◆ Task statement
A verbatim copy of the records is required, with all pictures left out.

◆ Material supplied
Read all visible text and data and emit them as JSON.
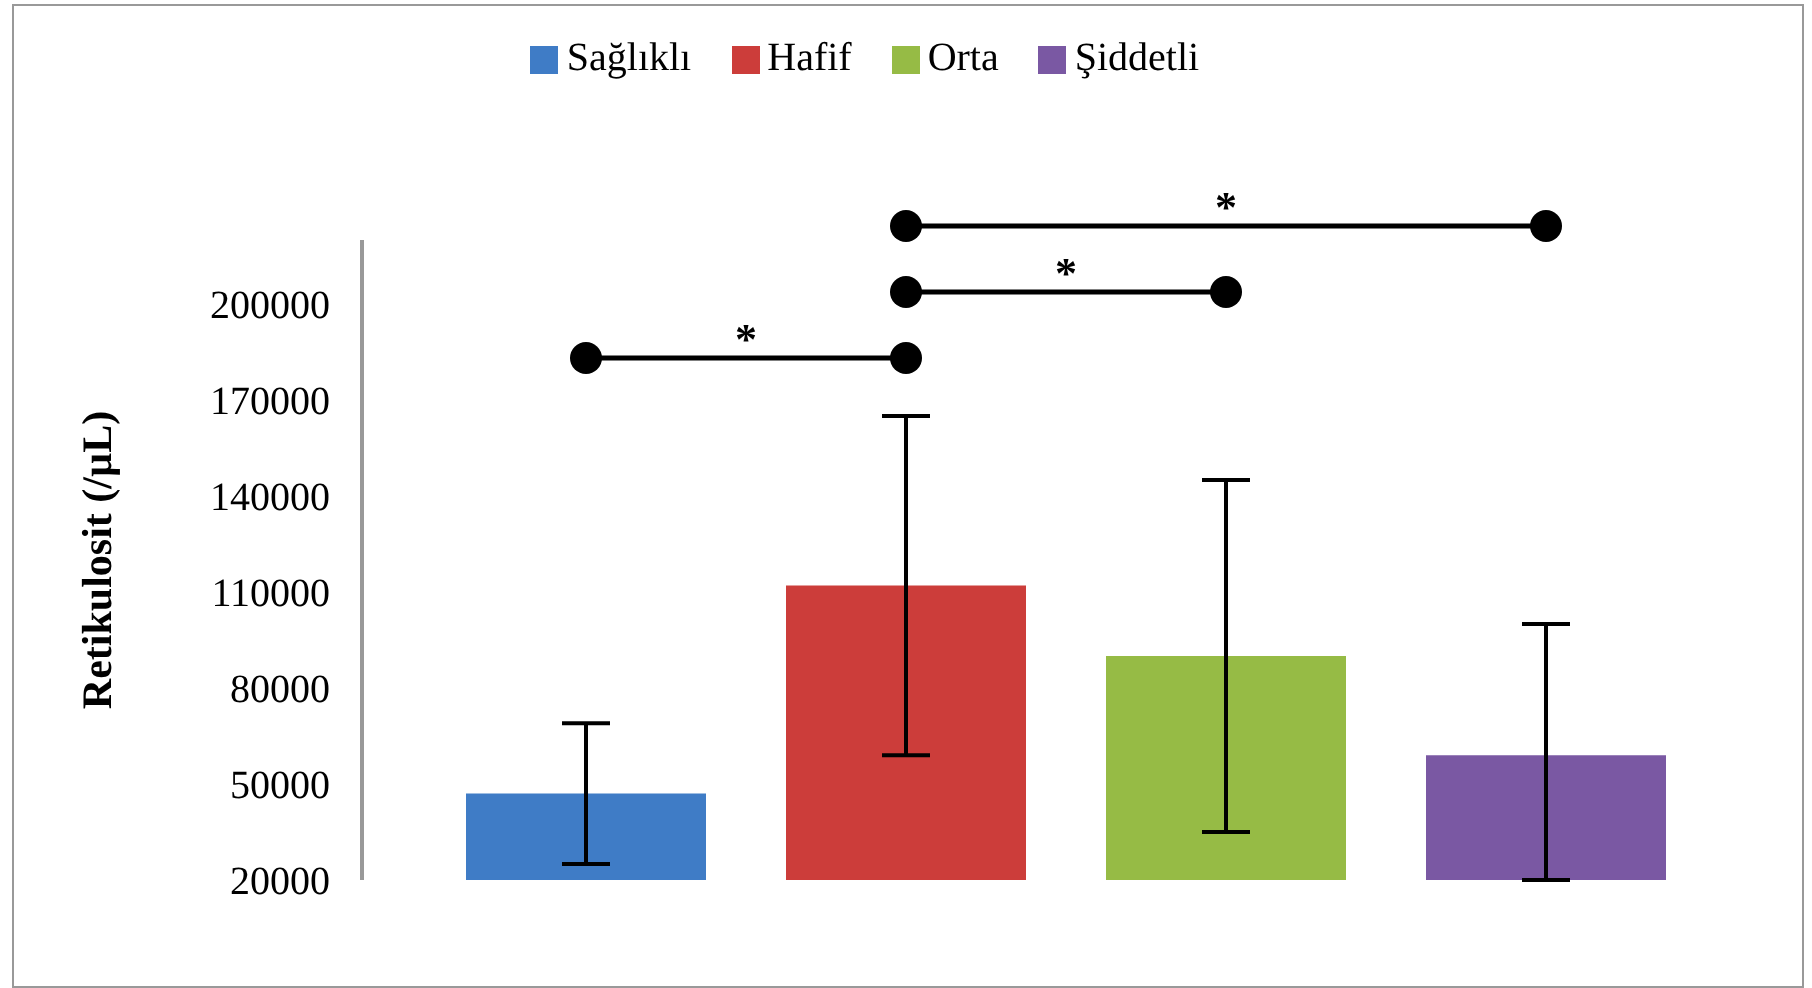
{
  "chart_data": {
    "type": "bar",
    "ylabel": "Retikulosit (/µL)",
    "categories": [
      null
    ],
    "series": [
      {
        "name": "Sağlıklı",
        "color": "#3f7cc6",
        "values": [
          47000
        ],
        "errors": [
          22000
        ]
      },
      {
        "name": "Hafif",
        "color": "#cc3d3a",
        "values": [
          112000
        ],
        "errors": [
          53000
        ]
      },
      {
        "name": "Orta",
        "color": "#96bb45",
        "values": [
          90000
        ],
        "errors": [
          55000
        ]
      },
      {
        "name": "Şiddetli",
        "color": "#7a58a3",
        "values": [
          59000
        ],
        "errors": [
          [
            20000,
            100000
          ]
        ]
      }
    ],
    "ylim": [
      20000,
      220000
    ],
    "yticks": [
      20000,
      50000,
      80000,
      110000,
      140000,
      170000,
      200000
    ],
    "grid": false,
    "legend": "top",
    "annotations": [
      "*",
      "*",
      "*"
    ]
  }
}
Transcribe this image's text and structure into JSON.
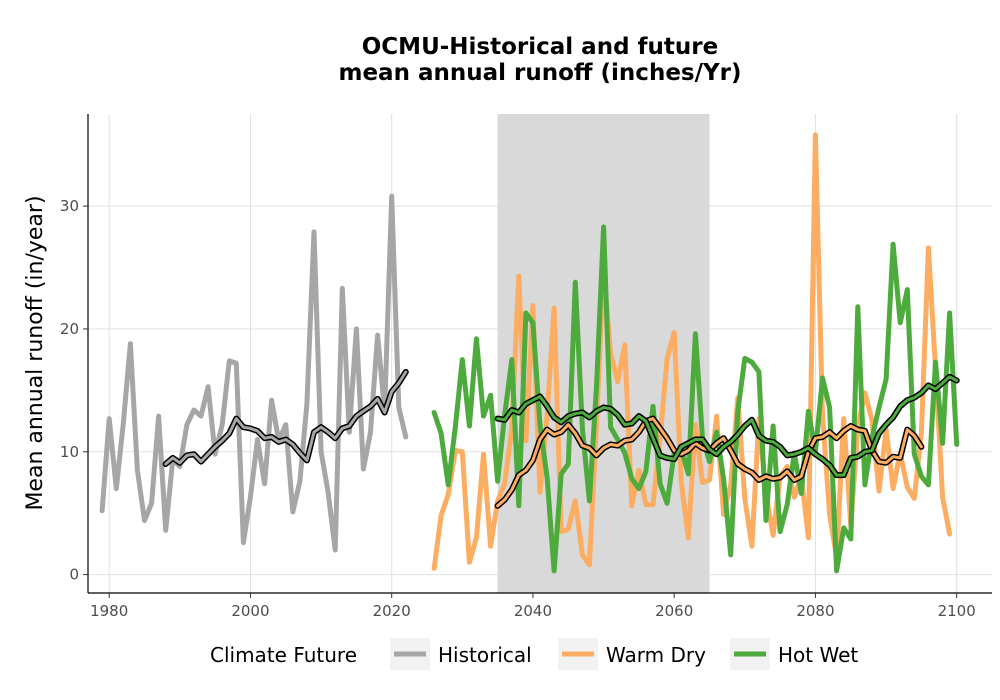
{
  "chart_data": {
    "type": "line",
    "title_line1": "OCMU-Historical and future",
    "title_line2": "mean annual runoff (inches/Yr)",
    "xlabel": "",
    "ylabel": "Mean annual runoff (in/year)",
    "xlim": [
      1977,
      2105
    ],
    "ylim": [
      -1.5,
      37.5
    ],
    "x_ticks": [
      "1980",
      "2000",
      "2020",
      "2040",
      "2060",
      "2080",
      "2100"
    ],
    "y_ticks": [
      "0",
      "10",
      "20",
      "30"
    ],
    "grid": true,
    "shaded_period": [
      2035,
      2065
    ],
    "legend": {
      "title": "Climate Future",
      "position": "bottom",
      "entries": [
        "Historical",
        "Warm Dry",
        "Hot Wet"
      ]
    },
    "colors": {
      "Historical": "#a6a6a6",
      "Warm Dry": "#fdad61",
      "Hot Wet": "#4daa3c",
      "smooth_outline": "#000000",
      "shading": "#d9d9d9"
    },
    "series": [
      {
        "name": "Historical",
        "x_start": 1979,
        "values": [
          5.2,
          12.7,
          7.0,
          12.3,
          18.8,
          8.5,
          4.4,
          5.8,
          12.9,
          3.6,
          9.4,
          8.8,
          12.2,
          13.4,
          12.9,
          15.3,
          9.8,
          12.2,
          17.4,
          17.2,
          2.6,
          6.3,
          11.0,
          7.4,
          14.2,
          10.9,
          12.2,
          5.1,
          7.6,
          13.9,
          27.9,
          10.0,
          6.7,
          2.0,
          23.3,
          11.6,
          20.0,
          8.6,
          11.6,
          19.5,
          13.3,
          30.8,
          13.6,
          11.2
        ],
        "smooth_x_start": 1988,
        "smooth_values": [
          9.0,
          9.5,
          9.1,
          9.7,
          9.8,
          9.2,
          9.8,
          10.4,
          10.9,
          11.5,
          12.7,
          12.0,
          11.9,
          11.7,
          11.1,
          11.2,
          10.8,
          11.0,
          10.6,
          9.9,
          9.3,
          11.6,
          12.0,
          11.6,
          11.1,
          11.9,
          12.1,
          12.9,
          13.3,
          13.7,
          14.3,
          13.2,
          14.9,
          15.6,
          16.5
        ]
      },
      {
        "name": "Warm Dry",
        "x_start": 2026,
        "values": [
          0.5,
          4.8,
          6.5,
          10.1,
          10.0,
          1.0,
          3.0,
          9.8,
          2.3,
          6.0,
          7.4,
          11.9,
          24.3,
          10.9,
          21.9,
          6.7,
          13.0,
          21.7,
          3.5,
          3.7,
          6.0,
          1.6,
          0.8,
          12.3,
          24.9,
          18.0,
          15.7,
          18.7,
          5.6,
          8.5,
          5.7,
          5.7,
          11.1,
          17.6,
          19.7,
          7.5,
          3.0,
          12.2,
          7.5,
          7.7,
          12.9,
          4.9,
          7.3,
          14.4,
          6.2,
          2.3,
          12.7,
          6.5,
          3.2,
          8.0,
          8.8,
          6.3,
          8.0,
          3.0,
          35.8,
          13.0,
          4.9,
          1.4,
          12.7,
          4.0,
          12.0,
          14.8,
          12.6,
          6.8,
          11.8,
          7.0,
          9.9,
          7.1,
          6.2,
          11.6,
          26.6,
          16.8,
          6.3,
          3.3
        ],
        "smooth_x_start": 2035,
        "smooth_values": [
          5.6,
          6.1,
          6.9,
          8.1,
          8.5,
          9.3,
          11.0,
          11.8,
          11.4,
          11.6,
          12.2,
          11.5,
          10.5,
          10.3,
          9.7,
          10.3,
          10.6,
          10.5,
          10.9,
          11.0,
          11.6,
          12.5,
          12.7,
          11.9,
          11.1,
          10.1,
          9.8,
          10.1,
          10.7,
          10.3,
          10.1,
          10.7,
          11.1,
          10.1,
          9.0,
          8.6,
          8.3,
          7.7,
          8.0,
          7.8,
          7.9,
          8.4,
          7.7,
          8.0,
          10.0,
          11.1,
          11.2,
          11.6,
          11.1,
          11.7,
          12.1,
          11.8,
          11.7,
          10.1,
          9.2,
          9.1,
          9.6,
          9.5,
          11.8,
          11.3,
          10.4
        ]
      },
      {
        "name": "Hot Wet",
        "x_start": 2026,
        "values": [
          13.2,
          11.5,
          7.3,
          12.0,
          17.5,
          12.1,
          19.2,
          12.9,
          14.6,
          7.6,
          13.0,
          17.5,
          5.6,
          21.3,
          20.5,
          12.2,
          7.9,
          0.3,
          8.2,
          9.0,
          23.8,
          11.9,
          6.0,
          15.3,
          28.3,
          12.0,
          11.0,
          9.9,
          7.8,
          7.0,
          8.4,
          13.7,
          7.4,
          5.8,
          9.9,
          10.2,
          8.2,
          19.6,
          11.2,
          9.2,
          11.6,
          7.8,
          1.6,
          13.3,
          17.6,
          17.3,
          16.5,
          4.4,
          12.1,
          3.5,
          5.7,
          9.9,
          6.6,
          13.3,
          10.0,
          16.0,
          13.6,
          0.3,
          3.8,
          2.9,
          21.8,
          7.3,
          11.1,
          13.6,
          15.9,
          26.9,
          20.5,
          23.2,
          9.8,
          8.0,
          7.3,
          17.3,
          10.7,
          21.3,
          10.6
        ],
        "smooth_x_start": 2035,
        "smooth_values": [
          12.7,
          12.6,
          13.4,
          13.2,
          13.9,
          14.2,
          14.5,
          13.7,
          12.8,
          12.4,
          12.9,
          13.1,
          13.2,
          12.8,
          13.3,
          13.6,
          13.5,
          13.0,
          12.2,
          12.3,
          12.9,
          12.5,
          11.1,
          9.7,
          9.5,
          9.4,
          10.4,
          10.7,
          11.0,
          11.0,
          10.2,
          9.8,
          10.4,
          10.8,
          11.4,
          12.1,
          12.6,
          11.3,
          10.9,
          10.8,
          10.4,
          9.7,
          9.8,
          10.0,
          10.3,
          9.8,
          9.4,
          8.9,
          8.1,
          8.1,
          9.5,
          9.6,
          10.0,
          10.1,
          11.5,
          12.2,
          12.8,
          13.7,
          14.2,
          14.4,
          14.8,
          15.4,
          15.1,
          15.6,
          16.1,
          15.8
        ]
      }
    ]
  }
}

◆ Completed task
Read all visible text and data and emit them as JSON.
{
  "chart_data": {
    "type": "bar",
    "ylabel": "Retikulosit (/µL)",
    "categories": [
      null
    ],
    "series": [
      {
        "name": "Sağlıklı",
        "color": "#3f7cc6",
        "values": [
          47000
        ],
        "errors": [
          22000
        ]
      },
      {
        "name": "Hafif",
        "color": "#cc3d3a",
        "values": [
          112000
        ],
        "errors": [
          53000
        ]
      },
      {
        "name": "Orta",
        "color": "#96bb45",
        "values": [
          90000
        ],
        "errors": [
          55000
        ]
      },
      {
        "name": "Şiddetli",
        "color": "#7a58a3",
        "values": [
          59000
        ],
        "errors": [
          [
            20000,
            100000
          ]
        ]
      }
    ],
    "ylim": [
      20000,
      220000
    ],
    "yticks": [
      20000,
      50000,
      80000,
      110000,
      140000,
      170000,
      200000
    ],
    "grid": false,
    "legend": "top",
    "annotations": [
      "*",
      "*",
      "*"
    ]
  }
}
Transcribe this image's text and structure into JSON.
{
  "chart_data": {
    "type": "line",
    "title_line1": "OCMU-Historical and future",
    "title_line2": "mean annual runoff (inches/Yr)",
    "xlabel": "",
    "ylabel": "Mean annual runoff (in/year)",
    "xlim": [
      1977,
      2105
    ],
    "ylim": [
      -1.5,
      37.5
    ],
    "x_ticks": [
      "1980",
      "2000",
      "2020",
      "2040",
      "2060",
      "2080",
      "2100"
    ],
    "y_ticks": [
      "0",
      "10",
      "20",
      "30"
    ],
    "grid": true,
    "shaded_period": [
      2035,
      2065
    ],
    "legend": {
      "title": "Climate Future",
      "position": "bottom",
      "entries": [
        "Historical",
        "Warm Dry",
        "Hot Wet"
      ]
    },
    "colors": {
      "Historical": "#a6a6a6",
      "Warm Dry": "#fdad61",
      "Hot Wet": "#4daa3c",
      "smooth_outline": "#000000",
      "shading": "#d9d9d9"
    },
    "series": [
      {
        "name": "Historical",
        "x_start": 1979,
        "values": [
          5.2,
          12.7,
          7.0,
          12.3,
          18.8,
          8.5,
          4.4,
          5.8,
          12.9,
          3.6,
          9.4,
          8.8,
          12.2,
          13.4,
          12.9,
          15.3,
          9.8,
          12.2,
          17.4,
          17.2,
          2.6,
          6.3,
          11.0,
          7.4,
          14.2,
          10.9,
          12.2,
          5.1,
          7.6,
          13.9,
          27.9,
          10.0,
          6.7,
          2.0,
          23.3,
          11.6,
          20.0,
          8.6,
          11.6,
          19.5,
          13.3,
          30.8,
          13.6,
          11.2
        ],
        "smooth_x_start": 1988,
        "smooth_values": [
          9.0,
          9.5,
          9.1,
          9.7,
          9.8,
          9.2,
          9.8,
          10.4,
          10.9,
          11.5,
          12.7,
          12.0,
          11.9,
          11.7,
          11.1,
          11.2,
          10.8,
          11.0,
          10.6,
          9.9,
          9.3,
          11.6,
          12.0,
          11.6,
          11.1,
          11.9,
          12.1,
          12.9,
          13.3,
          13.7,
          14.3,
          13.2,
          14.9,
          15.6,
          16.5
        ]
      },
      {
        "name": "Warm Dry",
        "x_start": 2026,
        "values": [
          0.5,
          4.8,
          6.5,
          10.1,
          10.0,
          1.0,
          3.0,
          9.8,
          2.3,
          6.0,
          7.4,
          11.9,
          24.3,
          10.9,
          21.9,
          6.7,
          13.0,
          21.7,
          3.5,
          3.7,
          6.0,
          1.6,
          0.8,
          12.3,
          24.9,
          18.0,
          15.7,
          18.7,
          5.6,
          8.5,
          5.7,
          5.7,
          11.1,
          17.6,
          19.7,
          7.5,
          3.0,
          12.2,
          7.5,
          7.7,
          12.9,
          4.9,
          7.3,
          14.4,
          6.2,
          2.3,
          12.7,
          6.5,
          3.2,
          8.0,
          8.8,
          6.3,
          8.0,
          3.0,
          35.8,
          13.0,
          4.9,
          1.4,
          12.7,
          4.0,
          12.0,
          14.8,
          12.6,
          6.8,
          11.8,
          7.0,
          9.9,
          7.1,
          6.2,
          11.6,
          26.6,
          16.8,
          6.3,
          3.3
        ],
        "smooth_x_start": 2035,
        "smooth_values": [
          5.6,
          6.1,
          6.9,
          8.1,
          8.5,
          9.3,
          11.0,
          11.8,
          11.4,
          11.6,
          12.2,
          11.5,
          10.5,
          10.3,
          9.7,
          10.3,
          10.6,
          10.5,
          10.9,
          11.0,
          11.6,
          12.5,
          12.7,
          11.9,
          11.1,
          10.1,
          9.8,
          10.1,
          10.7,
          10.3,
          10.1,
          10.7,
          11.1,
          10.1,
          9.0,
          8.6,
          8.3,
          7.7,
          8.0,
          7.8,
          7.9,
          8.4,
          7.7,
          8.0,
          10.0,
          11.1,
          11.2,
          11.6,
          11.1,
          11.7,
          12.1,
          11.8,
          11.7,
          10.1,
          9.2,
          9.1,
          9.6,
          9.5,
          11.8,
          11.3,
          10.4
        ]
      },
      {
        "name": "Hot Wet",
        "x_start": 2026,
        "values": [
          13.2,
          11.5,
          7.3,
          12.0,
          17.5,
          12.1,
          19.2,
          12.9,
          14.6,
          7.6,
          13.0,
          17.5,
          5.6,
          21.3,
          20.5,
          12.2,
          7.9,
          0.3,
          8.2,
          9.0,
          23.8,
          11.9,
          6.0,
          15.3,
          28.3,
          12.0,
          11.0,
          9.9,
          7.8,
          7.0,
          8.4,
          13.7,
          7.4,
          5.8,
          9.9,
          10.2,
          8.2,
          19.6,
          11.2,
          9.2,
          11.6,
          7.8,
          1.6,
          13.3,
          17.6,
          17.3,
          16.5,
          4.4,
          12.1,
          3.5,
          5.7,
          9.9,
          6.6,
          13.3,
          10.0,
          16.0,
          13.6,
          0.3,
          3.8,
          2.9,
          21.8,
          7.3,
          11.1,
          13.6,
          15.9,
          26.9,
          20.5,
          23.2,
          9.8,
          8.0,
          7.3,
          17.3,
          10.7,
          21.3,
          10.6
        ],
        "smooth_x_start": 2035,
        "smooth_values": [
          12.7,
          12.6,
          13.4,
          13.2,
          13.9,
          14.2,
          14.5,
          13.7,
          12.8,
          12.4,
          12.9,
          13.1,
          13.2,
          12.8,
          13.3,
          13.6,
          13.5,
          13.0,
          12.2,
          12.3,
          12.9,
          12.5,
          11.1,
          9.7,
          9.5,
          9.4,
          10.4,
          10.7,
          11.0,
          11.0,
          10.2,
          9.8,
          10.4,
          10.8,
          11.4,
          12.1,
          12.6,
          11.3,
          10.9,
          10.8,
          10.4,
          9.7,
          9.8,
          10.0,
          10.3,
          9.8,
          9.4,
          8.9,
          8.1,
          8.1,
          9.5,
          9.6,
          10.0,
          10.1,
          11.5,
          12.2,
          12.8,
          13.7,
          14.2,
          14.4,
          14.8,
          15.4,
          15.1,
          15.6,
          16.1,
          15.8
        ]
      }
    ]
  }
}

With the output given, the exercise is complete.